» WHAT IS NEEDED
Repeat every entry in the listing below, exactly.

» SUPPLIED MATERIAL

((

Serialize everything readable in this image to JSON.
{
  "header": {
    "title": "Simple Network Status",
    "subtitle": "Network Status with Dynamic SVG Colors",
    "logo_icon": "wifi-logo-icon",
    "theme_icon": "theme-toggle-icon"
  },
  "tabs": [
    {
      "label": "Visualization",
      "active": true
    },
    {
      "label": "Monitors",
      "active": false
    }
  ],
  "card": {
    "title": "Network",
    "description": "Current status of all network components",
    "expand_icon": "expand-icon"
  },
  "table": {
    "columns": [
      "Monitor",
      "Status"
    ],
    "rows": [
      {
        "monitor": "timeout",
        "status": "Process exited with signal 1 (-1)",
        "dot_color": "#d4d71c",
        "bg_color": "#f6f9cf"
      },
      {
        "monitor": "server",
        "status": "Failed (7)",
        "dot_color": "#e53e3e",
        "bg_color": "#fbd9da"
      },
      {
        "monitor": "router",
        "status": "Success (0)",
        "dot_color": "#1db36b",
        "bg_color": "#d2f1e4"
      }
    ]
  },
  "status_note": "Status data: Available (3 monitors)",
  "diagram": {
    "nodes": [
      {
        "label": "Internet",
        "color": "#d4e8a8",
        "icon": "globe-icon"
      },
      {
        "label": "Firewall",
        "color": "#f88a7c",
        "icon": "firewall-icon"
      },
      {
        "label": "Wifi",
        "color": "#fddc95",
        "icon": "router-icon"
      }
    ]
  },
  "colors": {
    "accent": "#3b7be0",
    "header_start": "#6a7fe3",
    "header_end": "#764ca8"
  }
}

))

» RESULT
Serialize everything readable in this image to JSON.
{
  "header": {
    "title": "Simple Network Status",
    "subtitle": "Network Status with Dynamic SVG Colors",
    "logo_icon": "wifi-logo-icon",
    "theme_icon": "theme-toggle-icon"
  },
  "tabs": [
    {
      "label": "Visualization",
      "active": true
    },
    {
      "label": "Monitors",
      "active": false
    }
  ],
  "card": {
    "title": "Network",
    "description": "Current status of all network components",
    "expand_icon": "expand-icon"
  },
  "table": {
    "columns": [
      "Monitor",
      "Status"
    ],
    "rows": [
      {
        "monitor": "timeout",
        "status": "Process exited with signal 1 (-1)",
        "dot_color": "#d4d71c",
        "bg_color": "#f6f9cf"
      },
      {
        "monitor": "server",
        "status": "Failed (7)",
        "dot_color": "#e53e3e",
        "bg_color": "#fbd9da"
      },
      {
        "monitor": "router",
        "status": "Success (0)",
        "dot_color": "#1db36b",
        "bg_color": "#d2f1e4"
      }
    ]
  },
  "status_note": "Status data: Available (3 monitors)",
  "diagram": {
    "nodes": [
      {
        "label": "Internet",
        "color": "#d4e8a8",
        "icon": "globe-icon"
      },
      {
        "label": "Firewall",
        "color": "#f88a7c",
        "icon": "firewall-icon"
      },
      {
        "label": "Wifi",
        "color": "#fddc95",
        "icon": "router-icon"
      }
    ]
  },
  "colors": {
    "accent": "#3b7be0",
    "header_start": "#6a7fe3",
    "header_end": "#764ca8"
  }
}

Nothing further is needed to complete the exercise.